### Written exercise
Gather from the material every line that contains the string "działu".
────
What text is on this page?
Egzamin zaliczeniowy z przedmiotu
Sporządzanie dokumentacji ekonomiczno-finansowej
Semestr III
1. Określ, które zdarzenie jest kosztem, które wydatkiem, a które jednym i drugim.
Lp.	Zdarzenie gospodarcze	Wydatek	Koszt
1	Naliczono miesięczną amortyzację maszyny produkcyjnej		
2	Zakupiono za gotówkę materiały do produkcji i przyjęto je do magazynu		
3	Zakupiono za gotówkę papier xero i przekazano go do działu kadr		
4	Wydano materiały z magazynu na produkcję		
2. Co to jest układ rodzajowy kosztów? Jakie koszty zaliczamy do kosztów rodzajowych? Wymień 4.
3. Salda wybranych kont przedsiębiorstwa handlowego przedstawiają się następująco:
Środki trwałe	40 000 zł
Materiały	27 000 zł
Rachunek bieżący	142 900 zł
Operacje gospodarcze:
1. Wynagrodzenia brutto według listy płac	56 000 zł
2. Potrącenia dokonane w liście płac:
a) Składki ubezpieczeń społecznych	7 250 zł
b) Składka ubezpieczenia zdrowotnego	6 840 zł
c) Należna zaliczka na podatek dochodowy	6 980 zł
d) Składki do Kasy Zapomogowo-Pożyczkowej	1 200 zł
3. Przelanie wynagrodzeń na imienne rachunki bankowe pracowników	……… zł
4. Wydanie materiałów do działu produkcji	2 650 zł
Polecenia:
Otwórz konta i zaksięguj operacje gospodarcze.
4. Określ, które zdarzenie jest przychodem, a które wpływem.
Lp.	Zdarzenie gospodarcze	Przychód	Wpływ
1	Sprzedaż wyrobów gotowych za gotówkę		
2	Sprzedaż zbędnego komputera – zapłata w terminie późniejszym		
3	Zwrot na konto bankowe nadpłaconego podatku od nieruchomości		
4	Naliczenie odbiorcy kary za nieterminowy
────
### Reply to the exercise
3	Zakupiono za gotówkę papier xero i przekazano go do działu kadr		
4. Wydanie materiałów do działu produkcji	2 650 zł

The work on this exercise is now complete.